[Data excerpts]
:::
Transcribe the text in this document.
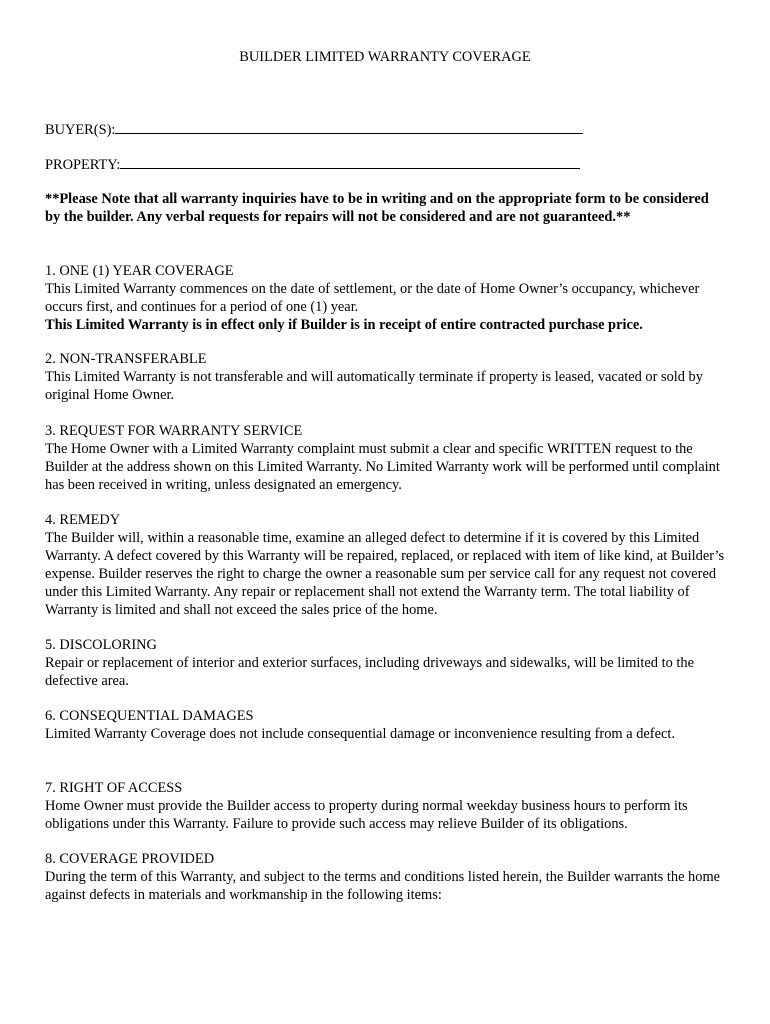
BUILDER LIMITED WARRANTY COVERAGE
BUYER(S):
PROPERTY:
**Please Note that all warranty inquiries have to be in writing and on the appropriate form to be considered by the builder. Any verbal requests for repairs will not be considered and are not guaranteed.**

1. ONE (1) YEAR COVERAGE

This Limited Warranty commences on the date of settlement, or the date of Home Owner’s occupancy, whichever occurs first, and continues for a period of one (1) year.

This Limited Warranty is in effect only if Builder is in receipt of entire contracted purchase price.

2. NON-TRANSFERABLE

This Limited Warranty is not transferable and will automatically terminate if property is leased, vacated or sold by original Home Owner.

3. REQUEST FOR WARRANTY SERVICE

The Home Owner with a Limited Warranty complaint must submit a clear and specific WRITTEN request to the Builder at the address shown on this Limited Warranty. No Limited Warranty work will be performed until complaint has been received in writing, unless designated an emergency.

4. REMEDY

The Builder will, within a reasonable time, examine an alleged defect to determine if it is covered by this Limited Warranty. A defect covered by this Warranty will be repaired, replaced, or replaced with item of like kind, at Builder’s expense. Builder reserves the right to charge the owner a reasonable sum per service call for any request not covered under this Limited Warranty. Any repair or replacement shall not extend the Warranty term. The total liability of Warranty is limited and shall not exceed the sales price of the home.

5. DISCOLORING

Repair or replacement of interior and exterior surfaces, including driveways and sidewalks, will be limited to the defective area.

6. CONSEQUENTIAL DAMAGES

Limited Warranty Coverage does not include consequential damage or inconvenience resulting from a defect.

7. RIGHT OF ACCESS

Home Owner must provide the Builder access to property during normal weekday business hours to perform its obligations under this Warranty. Failure to provide such access may relieve Builder of its obligations.

8. COVERAGE PROVIDED

During the term of this Warranty, and subject to the terms and conditions listed herein, the Builder warrants the home against defects in materials and workmanship in the following items:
:::
Stated goal:
Your job is to transcribe the entries above exactly; skip the pictures.

Answer to the exercise:
Transcribe the text in this document.
BUILDER LIMITED WARRANTY COVERAGE
BUYER(S):
PROPERTY:
**Please Note that all warranty inquiries have to be in writing and on the appropriate form to be considered by the builder. Any verbal requests for repairs will not be considered and are not guaranteed.**

1. ONE (1) YEAR COVERAGE

This Limited Warranty commences on the date of settlement, or the date of Home Owner’s occupancy, whichever occurs first, and continues for a period of one (1) year.

This Limited Warranty is in effect only if Builder is in receipt of entire contracted purchase price.

2. NON-TRANSFERABLE

This Limited Warranty is not transferable and will automatically terminate if property is leased, vacated or sold by original Home Owner.

3. REQUEST FOR WARRANTY SERVICE

The Home Owner with a Limited Warranty complaint must submit a clear and specific WRITTEN request to the Builder at the address shown on this Limited Warranty. No Limited Warranty work will be performed until complaint has been received in writing, unless designated an emergency.

4. REMEDY

The Builder will, within a reasonable time, examine an alleged defect to determine if it is covered by this Limited Warranty. A defect covered by this Warranty will be repaired, replaced, or replaced with item of like kind, at Builder’s expense. Builder reserves the right to charge the owner a reasonable sum per service call for any request not covered under this Limited Warranty. Any repair or replacement shall not extend the Warranty term. The total liability of Warranty is limited and shall not exceed the sales price of the home.

5. DISCOLORING

Repair or replacement of interior and exterior surfaces, including driveways and sidewalks, will be limited to the defective area.

6. CONSEQUENTIAL DAMAGES

Limited Warranty Coverage does not include consequential damage or inconvenience resulting from a defect.

7. RIGHT OF ACCESS

Home Owner must provide the Builder access to property during normal weekday business hours to perform its obligations under this Warranty. Failure to provide such access may relieve Builder of its obligations.

8. COVERAGE PROVIDED

During the term of this Warranty, and subject to the terms and conditions listed herein, the Builder warrants the home against defects in materials and workmanship in the following items:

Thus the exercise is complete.